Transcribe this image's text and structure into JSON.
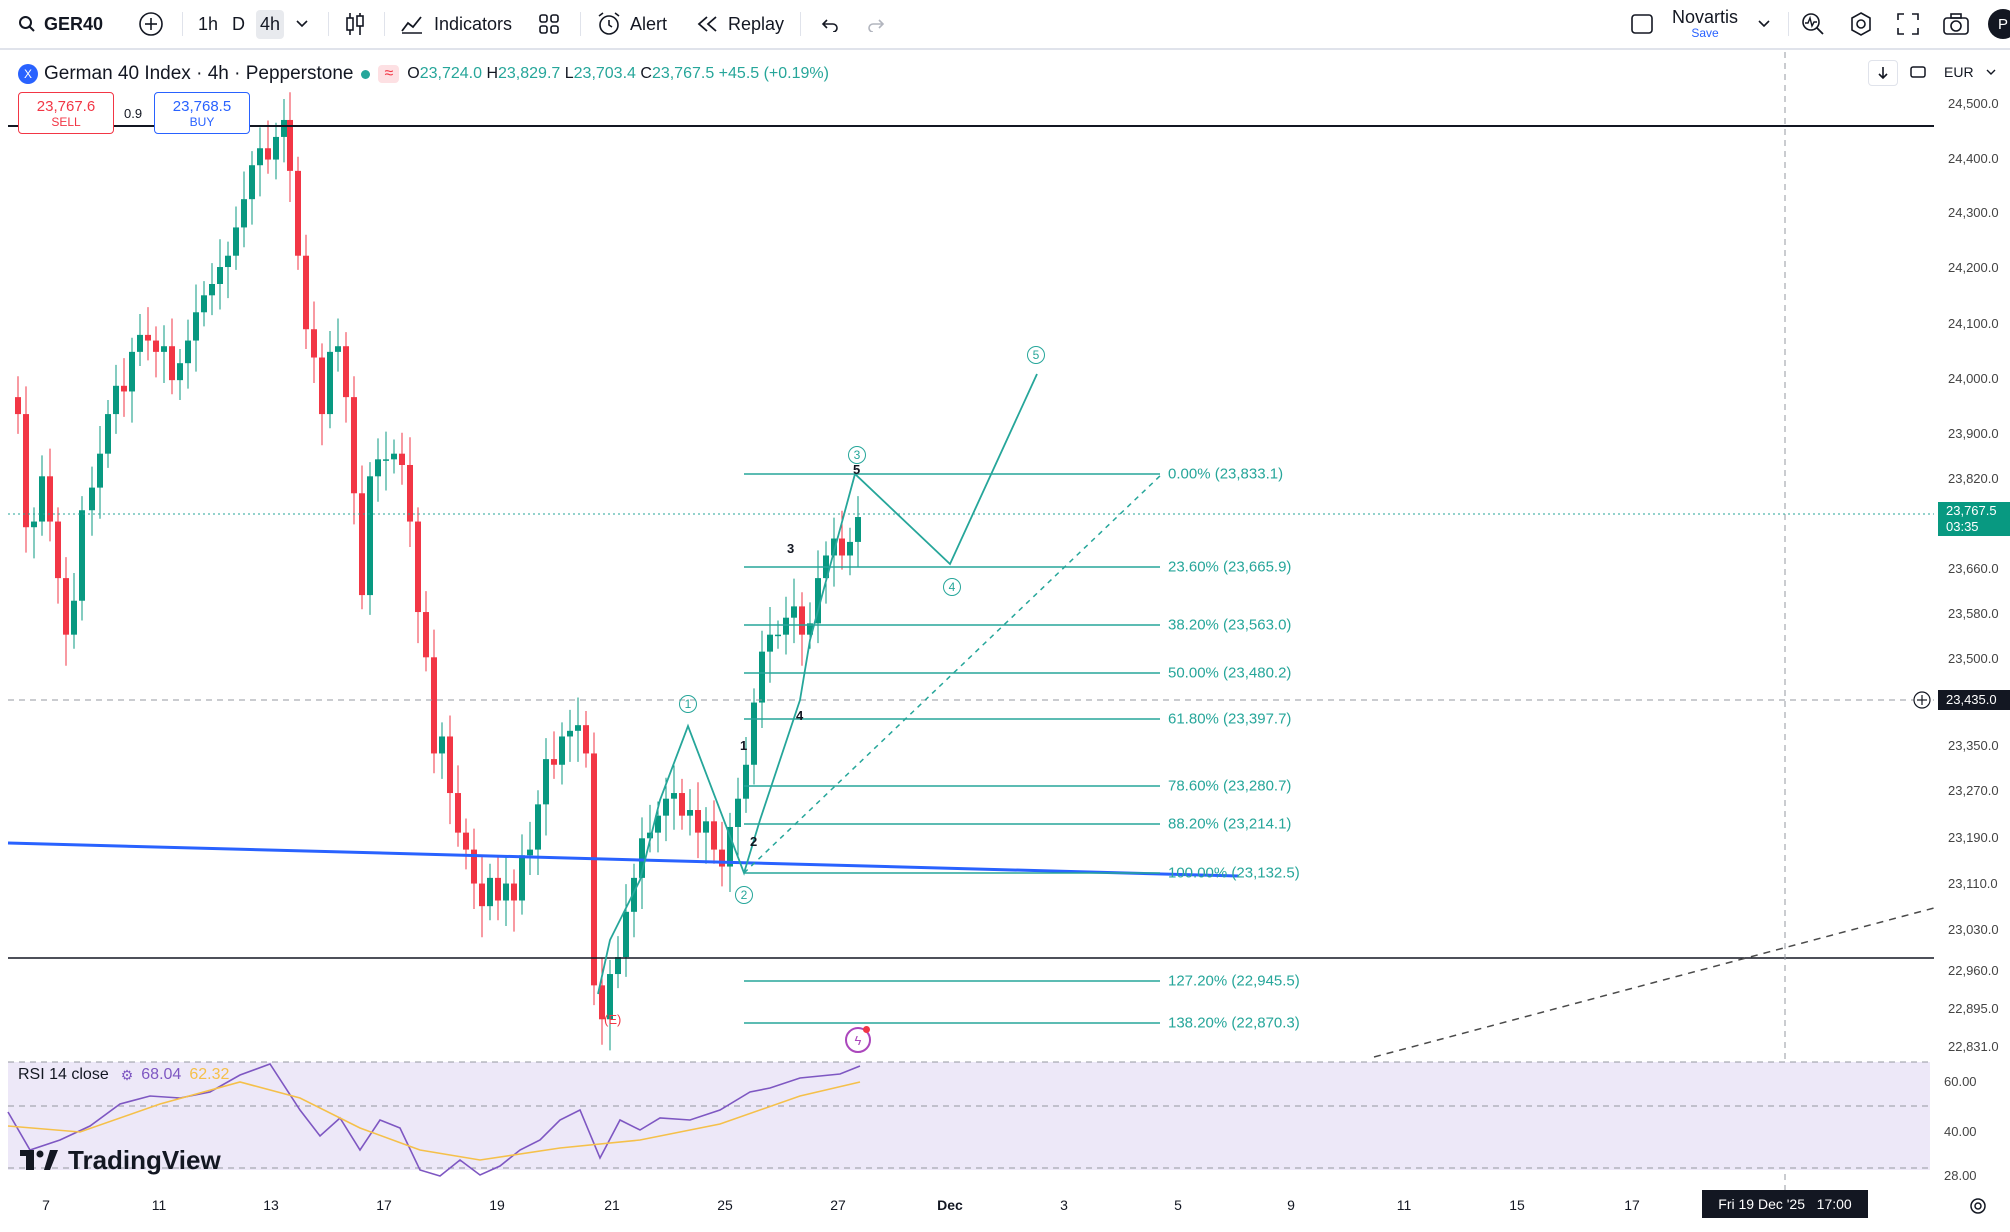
{
  "toolbar": {
    "symbol": "GER40",
    "timeframes": [
      "1h",
      "D",
      "4h"
    ],
    "indicators_label": "Indicators",
    "alert_label": "Alert",
    "replay_label": "Replay",
    "watch_name": "Novartis",
    "watch_sub": "Save",
    "profile_initial": "P"
  },
  "legend": {
    "title": "German 40 Index · 4h · Pepperstone",
    "symbol_icon": "X",
    "o_label": "O",
    "o": "23,724.0",
    "h_label": "H",
    "h": "23,829.7",
    "l_label": "L",
    "l": "23,703.4",
    "c_label": "C",
    "c": "23,767.5",
    "change": "+45.5 (+0.19%)"
  },
  "trade": {
    "sell_price": "23,767.6",
    "sell_label": "SELL",
    "spread": "0.9",
    "buy_price": "23,768.5",
    "buy_label": "BUY"
  },
  "currency": "EUR",
  "price_axis": [
    "24,500.0",
    "24,400.0",
    "24,300.0",
    "24,200.0",
    "24,100.0",
    "24,000.0",
    "23,900.0",
    "23,820.0",
    "23,660.0",
    "23,580.0",
    "23,500.0",
    "23,350.0",
    "23,270.0",
    "23,190.0",
    "23,110.0",
    "23,030.0",
    "22,960.0",
    "22,895.0",
    "22,831.0"
  ],
  "current_price": "23,767.5",
  "countdown": "03:35",
  "crosshair_price": "23,435.0",
  "fib_levels": [
    {
      "label": "0.00% (23,833.1)",
      "color": "#26a69a"
    },
    {
      "label": "23.60% (23,665.9)",
      "color": "#26a69a"
    },
    {
      "label": "38.20% (23,563.0)",
      "color": "#26a69a"
    },
    {
      "label": "50.00% (23,480.2)",
      "color": "#26a69a"
    },
    {
      "label": "61.80% (23,397.7)",
      "color": "#26a69a"
    },
    {
      "label": "78.60% (23,280.7)",
      "color": "#26a69a"
    },
    {
      "label": "88.20% (23,214.1)",
      "color": "#26a69a"
    },
    {
      "label": "100.00% (23,132.5)",
      "color": "#26a69a"
    },
    {
      "label": "127.20% (22,945.5)",
      "color": "#26a69a"
    },
    {
      "label": "138.20% (22,870.3)",
      "color": "#26a69a"
    }
  ],
  "wave_labels": {
    "w1": "1",
    "w2": "2",
    "w3": "3",
    "w4": "4",
    "w5": "5",
    "s1": "1",
    "s2": "2",
    "s3": "3",
    "s4": "4",
    "s5": "5",
    "e": "(E)"
  },
  "rsi": {
    "title": "RSI 14 close",
    "value": "68.04",
    "ma_value": "62.32",
    "axis": [
      "60.00",
      "40.00",
      "28.00"
    ]
  },
  "dates": [
    "7",
    "11",
    "13",
    "17",
    "19",
    "21",
    "25",
    "27",
    "Dec",
    "3",
    "5",
    "9",
    "11",
    "15",
    "17"
  ],
  "crosshair_date": "Fri 19 Dec '25   17:00",
  "brand": "TradingView",
  "colors": {
    "up": "#089981",
    "down": "#f23645",
    "fib": "#26a69a",
    "trendline": "#2962ff",
    "rsi": "#7e57c2",
    "rsi_ma": "#f5c04a"
  }
}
══════
→ **Written exercise**:
Copy all the data exactly as written, but skip any picture.

→ **Task answer**:
Transcribe this image's text and structure into JSON.
{
  "toolbar": {
    "symbol": "GER40",
    "timeframes": [
      "1h",
      "D",
      "4h"
    ],
    "indicators_label": "Indicators",
    "alert_label": "Alert",
    "replay_label": "Replay",
    "watch_name": "Novartis",
    "watch_sub": "Save",
    "profile_initial": "P"
  },
  "legend": {
    "title": "German 40 Index · 4h · Pepperstone",
    "symbol_icon": "X",
    "o_label": "O",
    "o": "23,724.0",
    "h_label": "H",
    "h": "23,829.7",
    "l_label": "L",
    "l": "23,703.4",
    "c_label": "C",
    "c": "23,767.5",
    "change": "+45.5 (+0.19%)"
  },
  "trade": {
    "sell_price": "23,767.6",
    "sell_label": "SELL",
    "spread": "0.9",
    "buy_price": "23,768.5",
    "buy_label": "BUY"
  },
  "currency": "EUR",
  "price_axis": [
    "24,500.0",
    "24,400.0",
    "24,300.0",
    "24,200.0",
    "24,100.0",
    "24,000.0",
    "23,900.0",
    "23,820.0",
    "23,660.0",
    "23,580.0",
    "23,500.0",
    "23,350.0",
    "23,270.0",
    "23,190.0",
    "23,110.0",
    "23,030.0",
    "22,960.0",
    "22,895.0",
    "22,831.0"
  ],
  "current_price": "23,767.5",
  "countdown": "03:35",
  "crosshair_price": "23,435.0",
  "fib_levels": [
    {
      "label": "0.00% (23,833.1)",
      "color": "#26a69a"
    },
    {
      "label": "23.60% (23,665.9)",
      "color": "#26a69a"
    },
    {
      "label": "38.20% (23,563.0)",
      "color": "#26a69a"
    },
    {
      "label": "50.00% (23,480.2)",
      "color": "#26a69a"
    },
    {
      "label": "61.80% (23,397.7)",
      "color": "#26a69a"
    },
    {
      "label": "78.60% (23,280.7)",
      "color": "#26a69a"
    },
    {
      "label": "88.20% (23,214.1)",
      "color": "#26a69a"
    },
    {
      "label": "100.00% (23,132.5)",
      "color": "#26a69a"
    },
    {
      "label": "127.20% (22,945.5)",
      "color": "#26a69a"
    },
    {
      "label": "138.20% (22,870.3)",
      "color": "#26a69a"
    }
  ],
  "wave_labels": {
    "w1": "1",
    "w2": "2",
    "w3": "3",
    "w4": "4",
    "w5": "5",
    "s1": "1",
    "s2": "2",
    "s3": "3",
    "s4": "4",
    "s5": "5",
    "e": "(E)"
  },
  "rsi": {
    "title": "RSI 14 close",
    "value": "68.04",
    "ma_value": "62.32",
    "axis": [
      "60.00",
      "40.00",
      "28.00"
    ]
  },
  "dates": [
    "7",
    "11",
    "13",
    "17",
    "19",
    "21",
    "25",
    "27",
    "Dec",
    "3",
    "5",
    "9",
    "11",
    "15",
    "17"
  ],
  "crosshair_date": "Fri 19 Dec '25   17:00",
  "brand": "TradingView",
  "colors": {
    "up": "#089981",
    "down": "#f23645",
    "fib": "#26a69a",
    "trendline": "#2962ff",
    "rsi": "#7e57c2",
    "rsi_ma": "#f5c04a"
  }
}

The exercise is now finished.